━━━ INPUT ROWS

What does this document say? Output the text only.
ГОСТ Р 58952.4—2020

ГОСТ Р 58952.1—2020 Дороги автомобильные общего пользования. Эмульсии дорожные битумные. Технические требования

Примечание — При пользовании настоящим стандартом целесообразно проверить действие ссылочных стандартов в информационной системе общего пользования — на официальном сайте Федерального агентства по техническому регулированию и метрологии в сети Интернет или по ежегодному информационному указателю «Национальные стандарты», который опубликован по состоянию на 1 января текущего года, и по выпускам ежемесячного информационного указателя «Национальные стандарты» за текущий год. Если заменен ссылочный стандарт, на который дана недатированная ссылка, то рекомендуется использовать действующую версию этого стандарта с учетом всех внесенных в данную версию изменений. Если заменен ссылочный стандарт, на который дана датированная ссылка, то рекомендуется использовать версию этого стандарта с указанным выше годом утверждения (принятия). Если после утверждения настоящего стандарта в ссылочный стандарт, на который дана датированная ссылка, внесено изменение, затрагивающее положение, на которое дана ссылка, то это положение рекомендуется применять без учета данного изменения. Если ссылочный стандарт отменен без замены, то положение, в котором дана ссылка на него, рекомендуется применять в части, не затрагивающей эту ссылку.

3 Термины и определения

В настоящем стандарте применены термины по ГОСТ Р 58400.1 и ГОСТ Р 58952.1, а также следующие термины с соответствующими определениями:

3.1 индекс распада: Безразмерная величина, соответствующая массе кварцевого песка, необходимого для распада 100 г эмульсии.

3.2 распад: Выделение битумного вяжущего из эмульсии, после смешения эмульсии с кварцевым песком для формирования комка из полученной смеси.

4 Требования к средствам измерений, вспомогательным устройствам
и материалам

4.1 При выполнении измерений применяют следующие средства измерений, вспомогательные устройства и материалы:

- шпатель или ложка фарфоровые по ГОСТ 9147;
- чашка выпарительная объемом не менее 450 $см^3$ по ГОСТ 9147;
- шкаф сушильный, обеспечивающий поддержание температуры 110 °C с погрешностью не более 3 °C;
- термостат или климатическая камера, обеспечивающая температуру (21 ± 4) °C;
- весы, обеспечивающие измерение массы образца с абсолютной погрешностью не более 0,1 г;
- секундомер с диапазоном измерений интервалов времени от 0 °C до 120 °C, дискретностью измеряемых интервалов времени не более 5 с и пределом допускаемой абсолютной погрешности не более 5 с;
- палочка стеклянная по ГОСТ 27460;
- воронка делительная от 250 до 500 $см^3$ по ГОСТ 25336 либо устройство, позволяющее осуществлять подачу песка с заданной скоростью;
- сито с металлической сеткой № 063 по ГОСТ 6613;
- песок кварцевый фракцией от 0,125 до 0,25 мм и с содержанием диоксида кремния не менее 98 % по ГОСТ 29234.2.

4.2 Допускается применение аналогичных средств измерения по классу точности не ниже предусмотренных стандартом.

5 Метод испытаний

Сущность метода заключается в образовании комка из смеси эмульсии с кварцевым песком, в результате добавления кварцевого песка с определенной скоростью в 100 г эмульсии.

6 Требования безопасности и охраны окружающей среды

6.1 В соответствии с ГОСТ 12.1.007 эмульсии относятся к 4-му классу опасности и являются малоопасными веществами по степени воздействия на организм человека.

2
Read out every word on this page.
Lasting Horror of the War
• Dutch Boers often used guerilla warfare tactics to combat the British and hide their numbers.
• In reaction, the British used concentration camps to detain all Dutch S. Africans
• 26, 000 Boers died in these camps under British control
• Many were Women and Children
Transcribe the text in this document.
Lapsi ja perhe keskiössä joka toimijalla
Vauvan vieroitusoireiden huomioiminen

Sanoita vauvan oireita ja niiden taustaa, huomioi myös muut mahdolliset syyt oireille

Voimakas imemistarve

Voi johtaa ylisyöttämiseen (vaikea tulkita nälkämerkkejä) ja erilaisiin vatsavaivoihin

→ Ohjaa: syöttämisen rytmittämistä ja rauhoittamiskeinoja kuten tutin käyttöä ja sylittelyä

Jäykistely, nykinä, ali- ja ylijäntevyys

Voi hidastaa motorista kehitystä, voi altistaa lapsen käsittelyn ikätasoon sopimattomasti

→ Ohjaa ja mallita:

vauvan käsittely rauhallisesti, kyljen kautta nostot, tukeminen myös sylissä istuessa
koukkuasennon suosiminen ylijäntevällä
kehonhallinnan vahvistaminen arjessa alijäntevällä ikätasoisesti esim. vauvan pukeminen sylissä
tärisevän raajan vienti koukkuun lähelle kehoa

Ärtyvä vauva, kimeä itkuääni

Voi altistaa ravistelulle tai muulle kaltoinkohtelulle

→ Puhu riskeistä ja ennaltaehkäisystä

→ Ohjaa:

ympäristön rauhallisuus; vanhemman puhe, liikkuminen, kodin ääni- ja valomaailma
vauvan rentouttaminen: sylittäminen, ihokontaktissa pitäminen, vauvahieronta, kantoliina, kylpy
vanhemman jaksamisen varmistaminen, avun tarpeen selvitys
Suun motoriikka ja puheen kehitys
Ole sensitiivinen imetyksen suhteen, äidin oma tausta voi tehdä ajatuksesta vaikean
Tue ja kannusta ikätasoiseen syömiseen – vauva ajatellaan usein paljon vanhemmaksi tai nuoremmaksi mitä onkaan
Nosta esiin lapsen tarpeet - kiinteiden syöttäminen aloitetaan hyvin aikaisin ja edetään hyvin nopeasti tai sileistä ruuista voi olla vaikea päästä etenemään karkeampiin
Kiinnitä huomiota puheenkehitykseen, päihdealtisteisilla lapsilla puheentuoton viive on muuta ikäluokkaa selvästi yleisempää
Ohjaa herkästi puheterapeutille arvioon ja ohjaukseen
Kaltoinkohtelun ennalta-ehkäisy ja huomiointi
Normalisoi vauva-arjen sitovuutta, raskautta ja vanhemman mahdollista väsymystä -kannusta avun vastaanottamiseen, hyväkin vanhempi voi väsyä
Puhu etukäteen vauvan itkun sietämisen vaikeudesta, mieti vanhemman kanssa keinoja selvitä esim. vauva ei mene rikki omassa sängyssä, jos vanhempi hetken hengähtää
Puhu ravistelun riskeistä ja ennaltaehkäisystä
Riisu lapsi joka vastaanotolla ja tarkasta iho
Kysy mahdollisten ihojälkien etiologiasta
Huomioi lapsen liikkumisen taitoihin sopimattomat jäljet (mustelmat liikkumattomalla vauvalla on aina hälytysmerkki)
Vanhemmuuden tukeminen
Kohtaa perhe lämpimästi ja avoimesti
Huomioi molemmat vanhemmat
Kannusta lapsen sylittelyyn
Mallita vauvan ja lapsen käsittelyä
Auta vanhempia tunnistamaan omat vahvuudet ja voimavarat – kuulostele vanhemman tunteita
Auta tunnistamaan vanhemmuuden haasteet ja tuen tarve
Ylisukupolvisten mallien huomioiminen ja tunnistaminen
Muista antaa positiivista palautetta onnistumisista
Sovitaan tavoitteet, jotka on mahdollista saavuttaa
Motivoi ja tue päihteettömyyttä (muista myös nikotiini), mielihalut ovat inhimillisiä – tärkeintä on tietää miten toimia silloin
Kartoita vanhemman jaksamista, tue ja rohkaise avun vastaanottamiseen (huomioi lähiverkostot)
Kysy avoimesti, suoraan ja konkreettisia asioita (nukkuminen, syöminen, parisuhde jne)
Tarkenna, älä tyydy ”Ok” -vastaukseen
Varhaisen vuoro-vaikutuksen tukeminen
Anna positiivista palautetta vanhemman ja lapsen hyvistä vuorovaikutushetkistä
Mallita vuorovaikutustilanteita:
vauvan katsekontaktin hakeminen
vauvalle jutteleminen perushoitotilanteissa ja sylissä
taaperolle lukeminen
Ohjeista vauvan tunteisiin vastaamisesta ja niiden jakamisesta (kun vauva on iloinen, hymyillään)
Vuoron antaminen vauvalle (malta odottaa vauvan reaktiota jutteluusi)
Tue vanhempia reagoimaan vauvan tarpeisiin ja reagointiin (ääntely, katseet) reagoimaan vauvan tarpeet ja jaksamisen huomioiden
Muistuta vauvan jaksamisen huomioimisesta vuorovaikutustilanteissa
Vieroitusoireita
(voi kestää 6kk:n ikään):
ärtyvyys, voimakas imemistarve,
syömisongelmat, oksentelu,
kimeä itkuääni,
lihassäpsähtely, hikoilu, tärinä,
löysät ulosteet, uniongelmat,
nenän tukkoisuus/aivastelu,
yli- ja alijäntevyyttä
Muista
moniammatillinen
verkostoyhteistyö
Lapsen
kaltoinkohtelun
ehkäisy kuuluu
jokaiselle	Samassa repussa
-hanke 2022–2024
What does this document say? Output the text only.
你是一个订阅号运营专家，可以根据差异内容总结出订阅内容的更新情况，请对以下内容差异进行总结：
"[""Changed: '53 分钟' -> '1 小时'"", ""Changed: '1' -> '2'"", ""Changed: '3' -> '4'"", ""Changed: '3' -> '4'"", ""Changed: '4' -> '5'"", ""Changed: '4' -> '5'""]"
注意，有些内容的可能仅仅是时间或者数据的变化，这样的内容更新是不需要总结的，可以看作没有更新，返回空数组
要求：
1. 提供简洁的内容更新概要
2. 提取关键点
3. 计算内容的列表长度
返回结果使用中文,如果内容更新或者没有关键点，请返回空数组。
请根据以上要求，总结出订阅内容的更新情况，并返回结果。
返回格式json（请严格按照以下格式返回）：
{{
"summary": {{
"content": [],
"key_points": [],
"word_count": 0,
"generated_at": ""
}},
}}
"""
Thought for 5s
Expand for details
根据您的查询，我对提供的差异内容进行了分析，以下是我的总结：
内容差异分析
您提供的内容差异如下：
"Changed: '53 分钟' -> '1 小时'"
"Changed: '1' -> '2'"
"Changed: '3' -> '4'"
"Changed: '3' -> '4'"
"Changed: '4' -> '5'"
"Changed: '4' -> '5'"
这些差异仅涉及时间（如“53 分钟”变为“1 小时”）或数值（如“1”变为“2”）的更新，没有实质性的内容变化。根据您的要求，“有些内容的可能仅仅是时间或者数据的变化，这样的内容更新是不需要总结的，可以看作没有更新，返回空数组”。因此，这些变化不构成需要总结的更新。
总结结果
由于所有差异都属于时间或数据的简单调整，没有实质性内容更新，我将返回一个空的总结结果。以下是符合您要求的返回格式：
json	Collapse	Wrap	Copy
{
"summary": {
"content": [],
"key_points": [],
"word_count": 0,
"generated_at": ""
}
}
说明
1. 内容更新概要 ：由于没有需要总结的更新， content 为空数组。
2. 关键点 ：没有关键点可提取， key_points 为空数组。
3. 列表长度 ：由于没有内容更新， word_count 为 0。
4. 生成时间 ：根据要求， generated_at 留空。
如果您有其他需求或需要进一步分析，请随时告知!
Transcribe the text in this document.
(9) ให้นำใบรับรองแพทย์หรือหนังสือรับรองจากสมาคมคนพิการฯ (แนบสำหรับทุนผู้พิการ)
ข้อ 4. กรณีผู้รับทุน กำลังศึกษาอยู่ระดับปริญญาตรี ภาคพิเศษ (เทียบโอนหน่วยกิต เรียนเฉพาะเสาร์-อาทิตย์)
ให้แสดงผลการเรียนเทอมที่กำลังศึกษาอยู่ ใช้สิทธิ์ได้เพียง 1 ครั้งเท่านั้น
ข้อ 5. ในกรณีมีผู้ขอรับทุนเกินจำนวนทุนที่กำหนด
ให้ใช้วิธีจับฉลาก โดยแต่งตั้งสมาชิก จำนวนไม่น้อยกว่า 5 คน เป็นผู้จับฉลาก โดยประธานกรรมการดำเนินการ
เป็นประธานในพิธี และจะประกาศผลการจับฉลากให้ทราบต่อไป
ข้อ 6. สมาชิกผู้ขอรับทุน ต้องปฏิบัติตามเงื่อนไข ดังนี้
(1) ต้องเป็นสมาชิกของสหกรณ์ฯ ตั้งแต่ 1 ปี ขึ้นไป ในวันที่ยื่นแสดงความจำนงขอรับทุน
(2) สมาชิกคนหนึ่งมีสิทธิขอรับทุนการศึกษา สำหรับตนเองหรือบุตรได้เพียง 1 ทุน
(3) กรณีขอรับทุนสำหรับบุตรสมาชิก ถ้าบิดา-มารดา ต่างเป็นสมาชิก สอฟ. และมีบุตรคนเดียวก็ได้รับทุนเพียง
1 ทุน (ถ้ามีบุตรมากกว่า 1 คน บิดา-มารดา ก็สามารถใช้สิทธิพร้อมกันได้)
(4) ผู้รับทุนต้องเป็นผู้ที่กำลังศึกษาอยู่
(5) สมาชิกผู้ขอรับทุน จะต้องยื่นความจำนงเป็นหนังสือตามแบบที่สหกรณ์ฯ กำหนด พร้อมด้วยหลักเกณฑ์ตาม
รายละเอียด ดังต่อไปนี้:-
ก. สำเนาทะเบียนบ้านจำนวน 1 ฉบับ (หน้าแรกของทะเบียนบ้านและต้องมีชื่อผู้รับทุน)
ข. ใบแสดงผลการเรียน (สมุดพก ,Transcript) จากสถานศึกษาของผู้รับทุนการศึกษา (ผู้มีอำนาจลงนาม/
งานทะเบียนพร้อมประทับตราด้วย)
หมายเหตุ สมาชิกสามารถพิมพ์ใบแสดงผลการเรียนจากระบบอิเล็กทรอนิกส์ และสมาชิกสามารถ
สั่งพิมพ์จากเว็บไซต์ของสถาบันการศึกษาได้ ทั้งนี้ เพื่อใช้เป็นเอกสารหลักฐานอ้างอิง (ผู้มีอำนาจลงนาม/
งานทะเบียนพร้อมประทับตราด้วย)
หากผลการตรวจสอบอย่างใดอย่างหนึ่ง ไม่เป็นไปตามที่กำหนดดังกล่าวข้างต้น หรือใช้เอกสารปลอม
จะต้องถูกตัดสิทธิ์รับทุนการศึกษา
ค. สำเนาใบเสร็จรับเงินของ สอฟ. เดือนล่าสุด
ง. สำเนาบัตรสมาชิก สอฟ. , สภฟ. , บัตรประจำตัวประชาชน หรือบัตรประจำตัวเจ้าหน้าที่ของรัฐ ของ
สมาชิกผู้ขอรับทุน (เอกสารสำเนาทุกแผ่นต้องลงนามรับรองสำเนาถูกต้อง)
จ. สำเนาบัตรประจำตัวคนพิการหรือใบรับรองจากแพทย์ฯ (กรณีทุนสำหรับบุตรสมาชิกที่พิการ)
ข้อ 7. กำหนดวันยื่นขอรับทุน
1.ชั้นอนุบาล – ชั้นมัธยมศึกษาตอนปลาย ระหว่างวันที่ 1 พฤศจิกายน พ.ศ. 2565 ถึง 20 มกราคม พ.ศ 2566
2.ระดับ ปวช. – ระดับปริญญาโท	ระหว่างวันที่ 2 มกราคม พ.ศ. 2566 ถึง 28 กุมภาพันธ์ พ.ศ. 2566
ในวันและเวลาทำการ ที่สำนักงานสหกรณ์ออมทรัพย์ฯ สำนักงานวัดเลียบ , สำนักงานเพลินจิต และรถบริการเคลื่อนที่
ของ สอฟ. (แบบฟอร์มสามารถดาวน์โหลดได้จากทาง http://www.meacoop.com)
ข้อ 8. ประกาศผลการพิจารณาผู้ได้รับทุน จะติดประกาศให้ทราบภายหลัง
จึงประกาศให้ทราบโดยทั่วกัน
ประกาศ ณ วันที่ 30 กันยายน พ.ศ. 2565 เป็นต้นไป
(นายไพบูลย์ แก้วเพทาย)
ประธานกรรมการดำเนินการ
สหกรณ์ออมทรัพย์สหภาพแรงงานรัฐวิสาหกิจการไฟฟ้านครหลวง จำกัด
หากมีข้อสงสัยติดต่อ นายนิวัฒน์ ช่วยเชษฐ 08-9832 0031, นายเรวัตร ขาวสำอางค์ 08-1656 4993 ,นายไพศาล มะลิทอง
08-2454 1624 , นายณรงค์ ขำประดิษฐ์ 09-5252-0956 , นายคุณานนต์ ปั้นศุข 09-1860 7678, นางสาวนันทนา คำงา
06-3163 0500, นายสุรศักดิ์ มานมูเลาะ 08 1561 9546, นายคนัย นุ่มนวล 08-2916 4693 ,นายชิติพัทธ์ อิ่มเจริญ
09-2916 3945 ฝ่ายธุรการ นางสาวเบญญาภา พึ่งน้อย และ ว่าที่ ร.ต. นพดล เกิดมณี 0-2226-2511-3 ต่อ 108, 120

━━━━━━

Give only the number of lines in the data that include the string "niiden".

2